##### Data records #####

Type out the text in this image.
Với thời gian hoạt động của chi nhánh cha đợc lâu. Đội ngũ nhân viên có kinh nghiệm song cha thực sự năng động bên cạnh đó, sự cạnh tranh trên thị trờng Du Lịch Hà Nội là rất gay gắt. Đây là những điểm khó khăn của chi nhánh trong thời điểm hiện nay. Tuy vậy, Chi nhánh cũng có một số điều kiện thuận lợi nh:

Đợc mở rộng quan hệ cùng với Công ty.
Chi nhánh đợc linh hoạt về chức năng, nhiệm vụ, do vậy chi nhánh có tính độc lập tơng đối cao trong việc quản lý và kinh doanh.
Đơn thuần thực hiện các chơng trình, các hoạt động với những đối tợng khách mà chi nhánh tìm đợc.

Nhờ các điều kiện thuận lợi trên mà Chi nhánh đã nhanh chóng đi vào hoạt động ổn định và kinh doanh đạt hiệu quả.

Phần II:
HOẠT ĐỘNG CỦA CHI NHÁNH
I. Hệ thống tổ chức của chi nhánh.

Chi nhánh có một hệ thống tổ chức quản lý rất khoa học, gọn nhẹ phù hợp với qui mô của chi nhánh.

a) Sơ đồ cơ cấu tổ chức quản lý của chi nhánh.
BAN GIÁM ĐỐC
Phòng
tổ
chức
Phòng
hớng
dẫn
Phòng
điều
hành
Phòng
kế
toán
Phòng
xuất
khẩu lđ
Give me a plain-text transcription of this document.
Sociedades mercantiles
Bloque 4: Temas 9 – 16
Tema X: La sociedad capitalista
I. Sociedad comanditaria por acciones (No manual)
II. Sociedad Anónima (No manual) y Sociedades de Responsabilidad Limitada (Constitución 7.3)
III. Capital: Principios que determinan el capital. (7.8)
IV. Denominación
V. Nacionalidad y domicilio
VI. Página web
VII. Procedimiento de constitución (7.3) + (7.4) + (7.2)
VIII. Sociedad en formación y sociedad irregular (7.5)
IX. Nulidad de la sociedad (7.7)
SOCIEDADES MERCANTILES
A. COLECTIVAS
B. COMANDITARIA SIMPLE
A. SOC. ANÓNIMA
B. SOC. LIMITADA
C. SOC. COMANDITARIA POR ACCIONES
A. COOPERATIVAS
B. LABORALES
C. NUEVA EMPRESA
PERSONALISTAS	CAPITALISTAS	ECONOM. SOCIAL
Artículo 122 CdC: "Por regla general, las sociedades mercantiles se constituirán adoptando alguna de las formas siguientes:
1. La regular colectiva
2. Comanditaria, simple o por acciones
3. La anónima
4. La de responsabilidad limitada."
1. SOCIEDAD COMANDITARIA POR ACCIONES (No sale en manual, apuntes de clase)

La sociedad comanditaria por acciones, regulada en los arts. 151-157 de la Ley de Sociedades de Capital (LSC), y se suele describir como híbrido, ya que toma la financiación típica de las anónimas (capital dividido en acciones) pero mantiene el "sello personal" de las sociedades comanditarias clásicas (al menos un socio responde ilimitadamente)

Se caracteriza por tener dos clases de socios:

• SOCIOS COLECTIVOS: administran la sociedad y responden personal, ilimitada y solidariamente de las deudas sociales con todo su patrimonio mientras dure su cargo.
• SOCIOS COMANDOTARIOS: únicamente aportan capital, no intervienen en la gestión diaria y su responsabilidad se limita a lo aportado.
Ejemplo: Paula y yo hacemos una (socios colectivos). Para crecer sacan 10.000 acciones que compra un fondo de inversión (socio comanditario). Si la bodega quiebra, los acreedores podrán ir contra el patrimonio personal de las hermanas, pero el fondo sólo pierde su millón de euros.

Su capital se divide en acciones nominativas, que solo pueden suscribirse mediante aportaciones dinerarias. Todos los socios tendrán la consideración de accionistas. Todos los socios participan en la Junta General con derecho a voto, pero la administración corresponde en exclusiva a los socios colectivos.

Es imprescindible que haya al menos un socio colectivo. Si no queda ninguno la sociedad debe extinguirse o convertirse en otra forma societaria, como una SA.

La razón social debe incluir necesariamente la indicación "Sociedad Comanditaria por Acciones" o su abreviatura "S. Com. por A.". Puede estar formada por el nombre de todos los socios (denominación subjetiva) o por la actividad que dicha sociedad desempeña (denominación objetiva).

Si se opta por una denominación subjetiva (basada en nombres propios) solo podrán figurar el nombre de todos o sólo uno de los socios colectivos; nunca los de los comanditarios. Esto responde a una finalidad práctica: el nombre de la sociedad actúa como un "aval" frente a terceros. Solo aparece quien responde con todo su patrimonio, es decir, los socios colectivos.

#####

Directions
Give every line of the material again, exactly as it reads.

Final result
Type out the text in this image.
Với thời gian hoạt động của chi nhánh cha đợc lâu. Đội ngũ nhân viên có kinh nghiệm song cha thực sự năng động bên cạnh đó, sự cạnh tranh trên thị trờng Du Lịch Hà Nội là rất gay gắt. Đây là những điểm khó khăn của chi nhánh trong thời điểm hiện nay. Tuy vậy, Chi nhánh cũng có một số điều kiện thuận lợi nh:

Đợc mở rộng quan hệ cùng với Công ty.
Chi nhánh đợc linh hoạt về chức năng, nhiệm vụ, do vậy chi nhánh có tính độc lập tơng đối cao trong việc quản lý và kinh doanh.
Đơn thuần thực hiện các chơng trình, các hoạt động với những đối tợng khách mà chi nhánh tìm đợc.

Nhờ các điều kiện thuận lợi trên mà Chi nhánh đã nhanh chóng đi vào hoạt động ổn định và kinh doanh đạt hiệu quả.

Phần II:
HOẠT ĐỘNG CỦA CHI NHÁNH
I. Hệ thống tổ chức của chi nhánh.

Chi nhánh có một hệ thống tổ chức quản lý rất khoa học, gọn nhẹ phù hợp với qui mô của chi nhánh.

a) Sơ đồ cơ cấu tổ chức quản lý của chi nhánh.
BAN GIÁM ĐỐC
Phòng
tổ
chức
Phòng
hớng
dẫn
Phòng
điều
hành
Phòng
kế
toán
Phòng
xuất
khẩu lđ
Give me a plain-text transcription of this document.
Sociedades mercantiles
Bloque 4: Temas 9 – 16
Tema X: La sociedad capitalista
I. Sociedad comanditaria por acciones (No manual)
II. Sociedad Anónima (No manual) y Sociedades de Responsabilidad Limitada (Constitución 7.3)
III. Capital: Principios que determinan el capital. (7.8)
IV. Denominación
V. Nacionalidad y domicilio
VI. Página web
VII. Procedimiento de constitución (7.3) + (7.4) + (7.2)
VIII. Sociedad en formación y sociedad irregular (7.5)
IX. Nulidad de la sociedad (7.7)
SOCIEDADES MERCANTILES
A. COLECTIVAS
B. COMANDITARIA SIMPLE
A. SOC. ANÓNIMA
B. SOC. LIMITADA
C. SOC. COMANDITARIA POR ACCIONES
A. COOPERATIVAS
B. LABORALES
C. NUEVA EMPRESA
PERSONALISTAS	CAPITALISTAS	ECONOM. SOCIAL
Artículo 122 CdC: "Por regla general, las sociedades mercantiles se constituirán adoptando alguna de las formas siguientes:
1. La regular colectiva
2. Comanditaria, simple o por acciones
3. La anónima
4. La de responsabilidad limitada."
1. SOCIEDAD COMANDITARIA POR ACCIONES (No sale en manual, apuntes de clase)

La sociedad comanditaria por acciones, regulada en los arts. 151-157 de la Ley de Sociedades de Capital (LSC), y se suele describir como híbrido, ya que toma la financiación típica de las anónimas (capital dividido en acciones) pero mantiene el "sello personal" de las sociedades comanditarias clásicas (al menos un socio responde ilimitadamente)

Se caracteriza por tener dos clases de socios:

• SOCIOS COLECTIVOS: administran la sociedad y responden personal, ilimitada y solidariamente de las deudas sociales con todo su patrimonio mientras dure su cargo.
• SOCIOS COMANDOTARIOS: únicamente aportan capital, no intervienen en la gestión diaria y su responsabilidad se limita a lo aportado.
Ejemplo: Paula y yo hacemos una (socios colectivos). Para crecer sacan 10.000 acciones que compra un fondo de inversión (socio comanditario). Si la bodega quiebra, los acreedores podrán ir contra el patrimonio personal de las hermanas, pero el fondo sólo pierde su millón de euros.

Su capital se divide en acciones nominativas, que solo pueden suscribirse mediante aportaciones dinerarias. Todos los socios tendrán la consideración de accionistas. Todos los socios participan en la Junta General con derecho a voto, pero la administración corresponde en exclusiva a los socios colectivos.

Es imprescindible que haya al menos un socio colectivo. Si no queda ninguno la sociedad debe extinguirse o convertirse en otra forma societaria, como una SA.

La razón social debe incluir necesariamente la indicación "Sociedad Comanditaria por Acciones" o su abreviatura "S. Com. por A.". Puede estar formada por el nombre de todos los socios (denominación subjetiva) o por la actividad que dicha sociedad desempeña (denominación objetiva).

Si se opta por una denominación subjetiva (basada en nombres propios) solo podrán figurar el nombre de todos o sólo uno de los socios colectivos; nunca los de los comanditarios. Esto responde a una finalidad práctica: el nombre de la sociedad actúa como un "aval" frente a terceros. Solo aparece quien responde con todo su patrimonio, es decir, los socios colectivos.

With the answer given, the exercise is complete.